**What is asked**
Lines that contain the string "text" are to be copied; leave out all others.

**Record list**
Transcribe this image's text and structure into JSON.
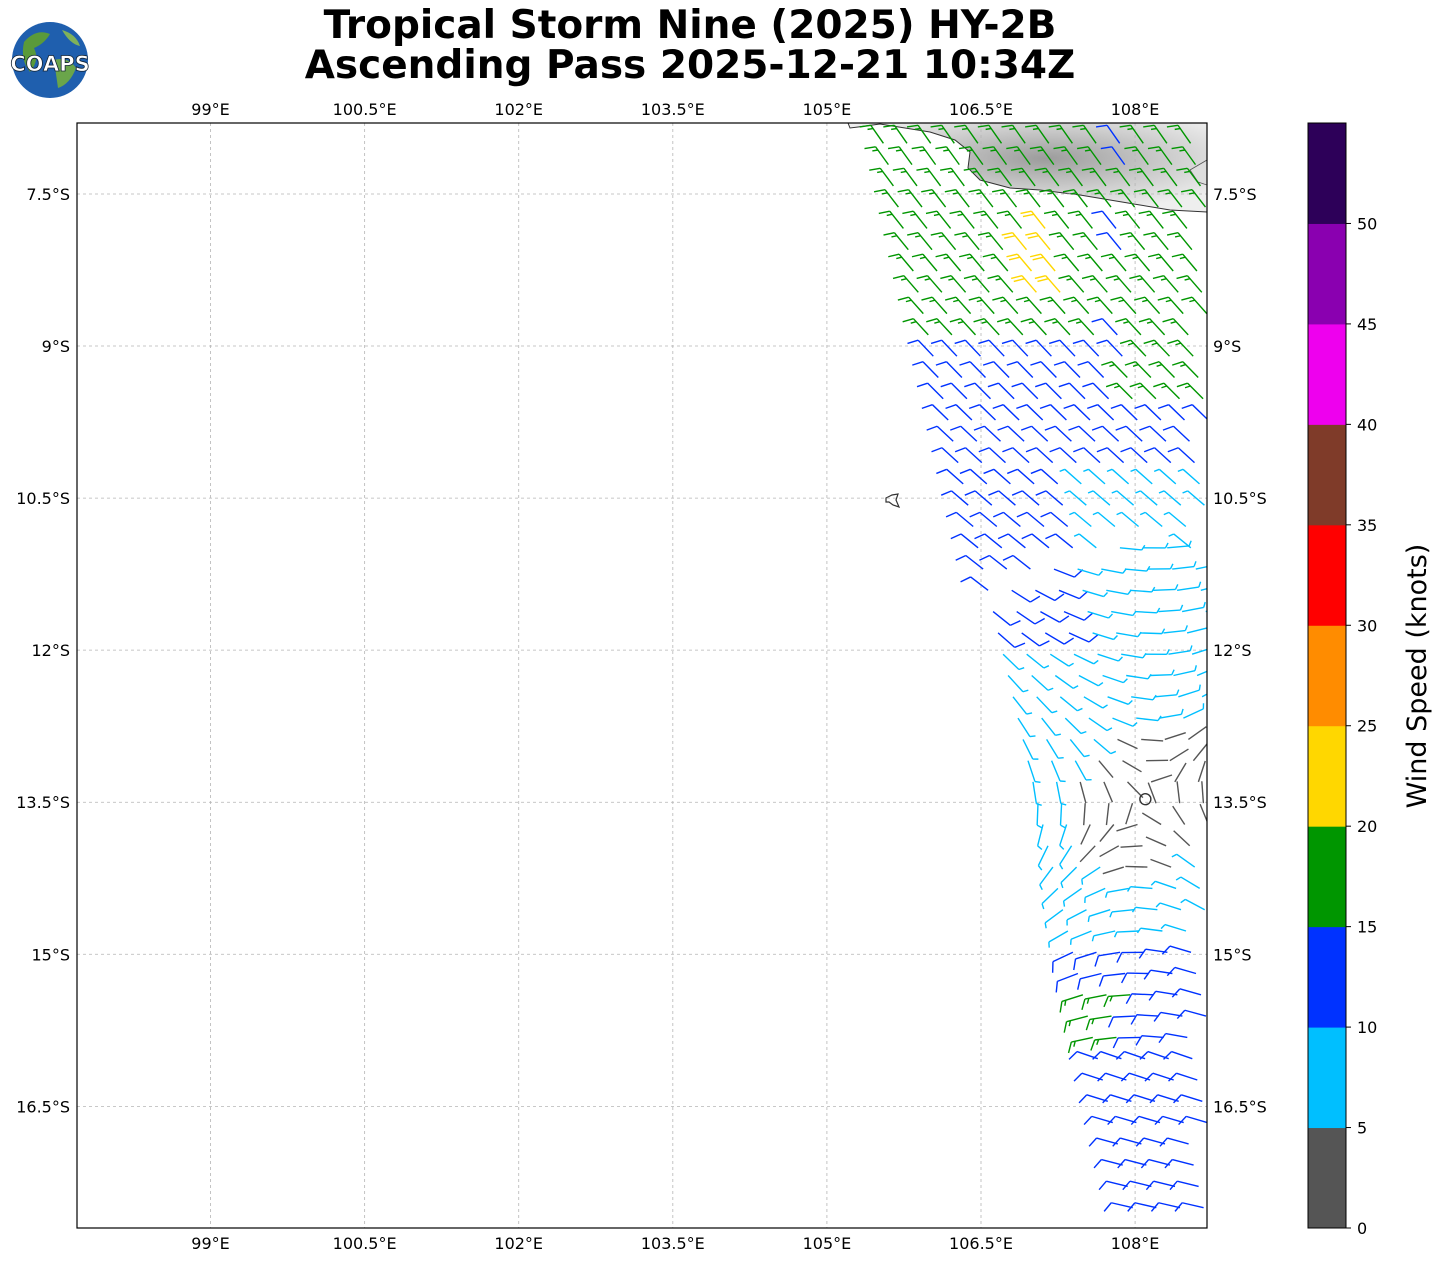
{
  "title": {
    "line1": "Tropical Storm Nine (2025) HY-2B",
    "line2": "Ascending Pass 2025-12-21 10:34Z"
  },
  "logo": {
    "text": "COAPS",
    "icon": "globe-logo-icon"
  },
  "map": {
    "lon_range": [
      97.7,
      108.7
    ],
    "lat_range": [
      -17.7,
      -6.8
    ],
    "lon_ticks": [
      {
        "value": 99,
        "label": "99°E"
      },
      {
        "value": 100.5,
        "label": "100.5°E"
      },
      {
        "value": 102,
        "label": "102°E"
      },
      {
        "value": 103.5,
        "label": "103.5°E"
      },
      {
        "value": 105,
        "label": "105°E"
      },
      {
        "value": 106.5,
        "label": "106.5°E"
      },
      {
        "value": 108,
        "label": "108°E"
      }
    ],
    "lat_ticks": [
      {
        "value": -7.5,
        "label": "7.5°S"
      },
      {
        "value": -9,
        "label": "9°S"
      },
      {
        "value": -10.5,
        "label": "10.5°S"
      },
      {
        "value": -12,
        "label": "12°S"
      },
      {
        "value": -13.5,
        "label": "13.5°S"
      },
      {
        "value": -15,
        "label": "15°S"
      },
      {
        "value": -16.5,
        "label": "16.5°S"
      }
    ],
    "grid": true,
    "storm_center": {
      "lon": 108.1,
      "lat": -13.47
    }
  },
  "colorbar": {
    "label": "Wind Speed (knots)",
    "bins": [
      {
        "from": 0,
        "to": 5,
        "color": "#555555"
      },
      {
        "from": 5,
        "to": 10,
        "color": "#00bfff"
      },
      {
        "from": 10,
        "to": 15,
        "color": "#0032ff"
      },
      {
        "from": 15,
        "to": 20,
        "color": "#009600"
      },
      {
        "from": 20,
        "to": 25,
        "color": "#ffd700"
      },
      {
        "from": 25,
        "to": 30,
        "color": "#ff8c00"
      },
      {
        "from": 30,
        "to": 35,
        "color": "#ff0000"
      },
      {
        "from": 35,
        "to": 40,
        "color": "#7f3b29"
      },
      {
        "from": 40,
        "to": 45,
        "color": "#ee00ee"
      },
      {
        "from": 45,
        "to": 50,
        "color": "#8a00b0"
      },
      {
        "from": 50,
        "to": 55,
        "color": "#2d0059"
      }
    ],
    "tick_labels": [
      "0",
      "5",
      "10",
      "15",
      "20",
      "25",
      "30",
      "35",
      "40",
      "45",
      "50"
    ]
  }
}
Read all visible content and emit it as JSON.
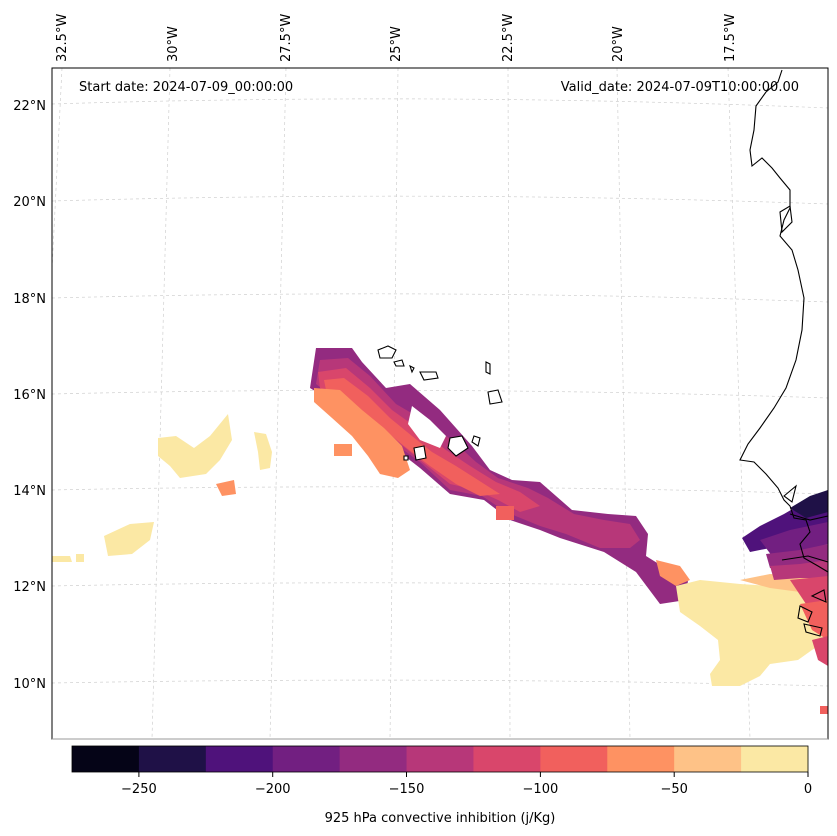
{
  "map": {
    "start_date": "Start date: 2024-07-09_00:00:00",
    "valid_date": "Valid_date: 2024-07-09T10:00:00.00",
    "lon_labels": [
      "32.5°W",
      "30°W",
      "27.5°W",
      "25°W",
      "22.5°W",
      "20°W",
      "17.5°W"
    ],
    "lat_labels": [
      "22°N",
      "20°N",
      "18°N",
      "16°N",
      "14°N",
      "12°N",
      "10°N"
    ]
  },
  "colorbar": {
    "title": "925 hPa convective inhibition (j/Kg)",
    "tick_labels": [
      "−250",
      "−200",
      "−150",
      "−100",
      "−50",
      "0"
    ],
    "colors": [
      "#050417",
      "#1f1147",
      "#4f127b",
      "#721f81",
      "#932b80",
      "#b73779",
      "#d9466b",
      "#f1605d",
      "#fe9262",
      "#fec287",
      "#fbe8a4"
    ]
  }
}
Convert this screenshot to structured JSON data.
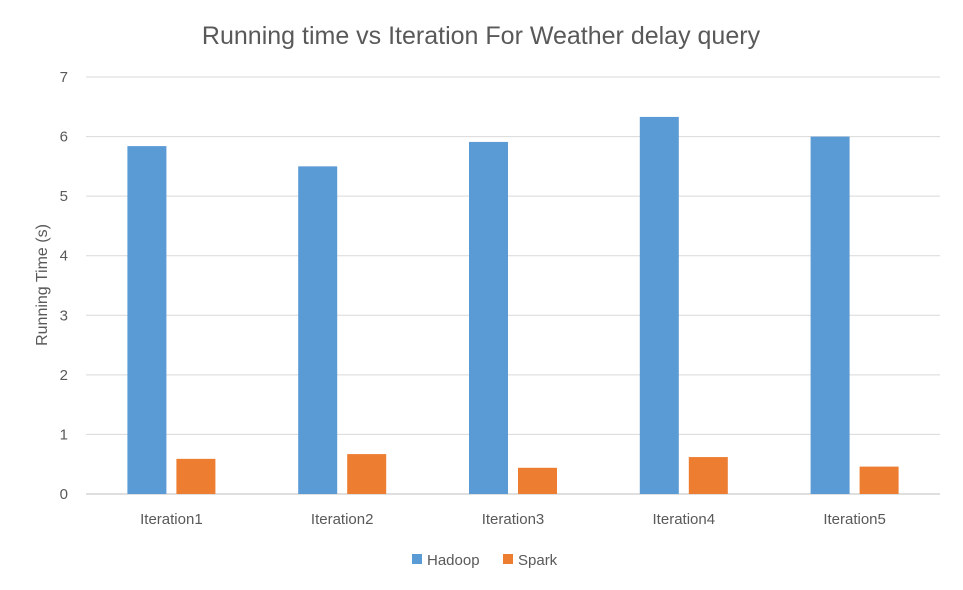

**Written reply**
Transcribe this image's text and structure into JSON.
    "text": "COAPS",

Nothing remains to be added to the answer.